» Stored items:
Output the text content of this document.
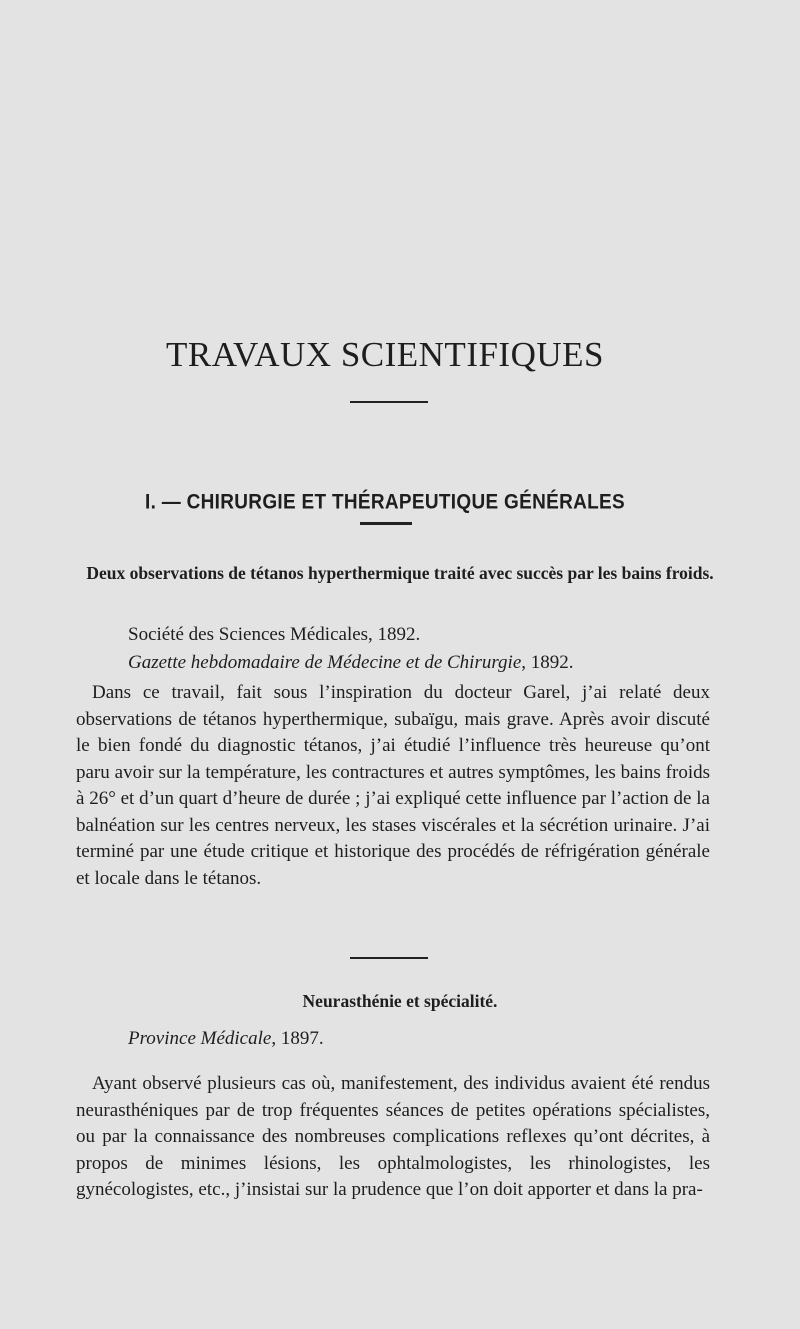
TRAVAUX SCIENTIFIQUES
I. — CHIRURGIE ET THÉRAPEUTIQUE GÉNÉRALES
Deux observations de tétanos hyperthermique traité avec succès par les bains froids.
Société des Sciences Médicales, 1892.
Gazette hebdomadaire de Médecine et de Chirurgie, 1892.

Dans ce travail, fait sous l’inspiration du docteur Garel, j’ai relaté deux observations de tétanos hyperthermique, subaïgu, mais grave. Après avoir discuté le bien fondé du diagnostic tétanos, j’ai étudié l’influence très heureuse qu’ont paru avoir sur la température, les contractures et autres symptômes, les bains froids à 26° et d’un quart d’heure de durée ; j’ai expliqué cette influence par l’action de la balnéation sur les centres nerveux, les stases viscérales et la sécrétion urinaire. J’ai terminé par une étude critique et historique des procédés de réfrigération générale et locale dans le tétanos.

Neurasthénie et spécialité.
Province Médicale, 1897.

Ayant observé plusieurs cas où, manifestement, des individus avaient été rendus neurasthéniques par de trop fréquentes séances de petites opérations spécialistes, ou par la connaissance des nombreuses complications reflexes qu’ont décrites, à propos de minimes lésions, les ophtalmologistes, les rhinologistes, les gynécologistes, etc., j’insistai sur la prudence que l’on doit apporter et dans la pra-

» TASK TO CARRY OUT: Pictures are to be left out; all else in the entries above is to be quoted exactly.

» THE SOLUTION:
Output the text content of this document.
TRAVAUX SCIENTIFIQUES
I. — CHIRURGIE ET THÉRAPEUTIQUE GÉNÉRALES
Deux observations de tétanos hyperthermique traité avec succès par les bains froids.
Société des Sciences Médicales, 1892.
Gazette hebdomadaire de Médecine et de Chirurgie, 1892.

Dans ce travail, fait sous l’inspiration du docteur Garel, j’ai relaté deux observations de tétanos hyperthermique, subaïgu, mais grave. Après avoir discuté le bien fondé du diagnostic tétanos, j’ai étudié l’influence très heureuse qu’ont paru avoir sur la température, les contractures et autres symptômes, les bains froids à 26° et d’un quart d’heure de durée ; j’ai expliqué cette influence par l’action de la balnéation sur les centres nerveux, les stases viscérales et la sécrétion urinaire. J’ai terminé par une étude critique et historique des procédés de réfrigération générale et locale dans le tétanos.

Neurasthénie et spécialité.
Province Médicale, 1897.

Ayant observé plusieurs cas où, manifestement, des individus avaient été rendus neurasthéniques par de trop fréquentes séances de petites opérations spécialistes, ou par la connaissance des nombreuses complications reflexes qu’ont décrites, à propos de minimes lésions, les ophtalmologistes, les rhinologistes, les gynécologistes, etc., j’insistai sur la prudence que l’on doit apporter et dans la pra-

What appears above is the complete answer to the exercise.